What the task requires:
Transcribe the material verbatim in full; the pictures do not belong in the copy.

Stored data:
+ + + + +
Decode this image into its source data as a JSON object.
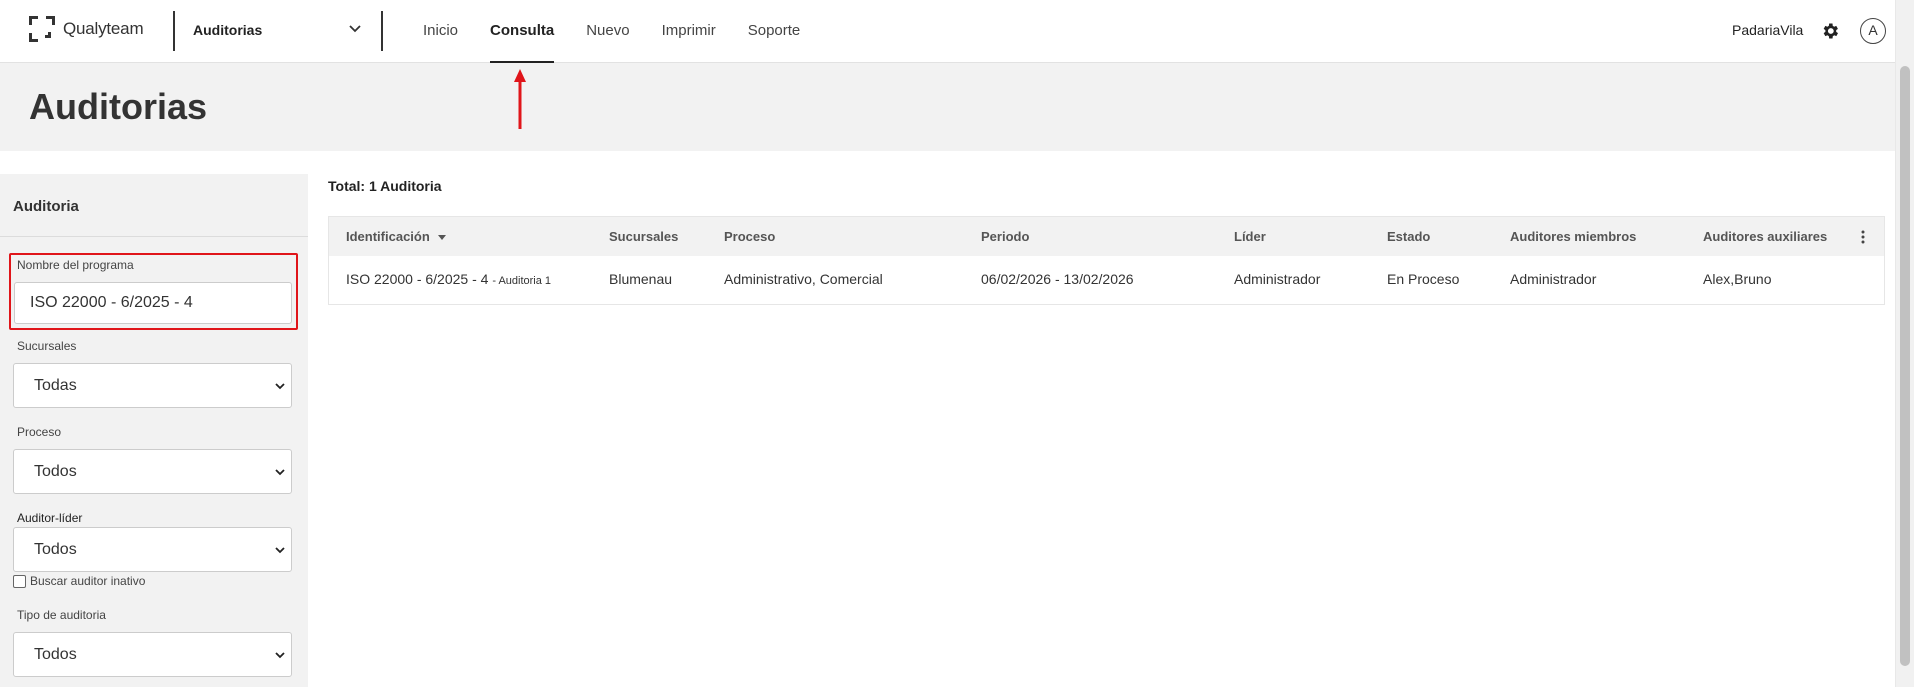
{
  "header": {
    "logo_text": "Qualyteam",
    "module": "Auditorias",
    "nav": [
      "Inicio",
      "Consulta",
      "Nuevo",
      "Imprimir",
      "Soporte"
    ],
    "active_nav": "Consulta",
    "user_name": "PadariaVila",
    "avatar_initial": "A"
  },
  "page": {
    "title": "Auditorias"
  },
  "sidebar": {
    "title": "Auditoria",
    "program_name_label": "Nombre del programa",
    "program_name_value": "ISO 22000 - 6/2025 - 4",
    "branches_label": "Sucursales",
    "branches_value": "Todas",
    "process_label": "Proceso",
    "process_value": "Todos",
    "lead_auditor_label": "Auditor-líder",
    "lead_auditor_value": "Todos",
    "inactive_checkbox_label": "Buscar auditor inativo",
    "audit_type_label": "Tipo de auditoria",
    "audit_type_value": "Todos"
  },
  "main": {
    "total": "Total: 1 Auditoria",
    "columns": [
      "Identificación",
      "Sucursales",
      "Proceso",
      "Periodo",
      "Líder",
      "Estado",
      "Auditores miembros",
      "Auditores auxiliares"
    ],
    "rows": [
      {
        "id": "ISO 22000 - 6/2025 - 4",
        "id_suffix": "- Auditoria 1",
        "branch": "Blumenau",
        "process": "Administrativo, Comercial",
        "period": "06/02/2026 - 13/02/2026",
        "leader": "Administrador",
        "status": "En Proceso",
        "members": "Administrador",
        "auxiliaries": "Alex,Bruno"
      }
    ]
  },
  "colors": {
    "highlight": "#e0151a",
    "arrow": "#e0151a"
  }
}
+ + + + +
Result of this exercise:
Decode this image into its source data as a JSON object.
{
  "header": {
    "logo_text": "Qualyteam",
    "module": "Auditorias",
    "nav": [
      "Inicio",
      "Consulta",
      "Nuevo",
      "Imprimir",
      "Soporte"
    ],
    "active_nav": "Consulta",
    "user_name": "PadariaVila",
    "avatar_initial": "A"
  },
  "page": {
    "title": "Auditorias"
  },
  "sidebar": {
    "title": "Auditoria",
    "program_name_label": "Nombre del programa",
    "program_name_value": "ISO 22000 - 6/2025 - 4",
    "branches_label": "Sucursales",
    "branches_value": "Todas",
    "process_label": "Proceso",
    "process_value": "Todos",
    "lead_auditor_label": "Auditor-líder",
    "lead_auditor_value": "Todos",
    "inactive_checkbox_label": "Buscar auditor inativo",
    "audit_type_label": "Tipo de auditoria",
    "audit_type_value": "Todos"
  },
  "main": {
    "total": "Total: 1 Auditoria",
    "columns": [
      "Identificación",
      "Sucursales",
      "Proceso",
      "Periodo",
      "Líder",
      "Estado",
      "Auditores miembros",
      "Auditores auxiliares"
    ],
    "rows": [
      {
        "id": "ISO 22000 - 6/2025 - 4",
        "id_suffix": "- Auditoria 1",
        "branch": "Blumenau",
        "process": "Administrativo, Comercial",
        "period": "06/02/2026 - 13/02/2026",
        "leader": "Administrador",
        "status": "En Proceso",
        "members": "Administrador",
        "auxiliaries": "Alex,Bruno"
      }
    ]
  },
  "colors": {
    "highlight": "#e0151a",
    "arrow": "#e0151a"
  }
}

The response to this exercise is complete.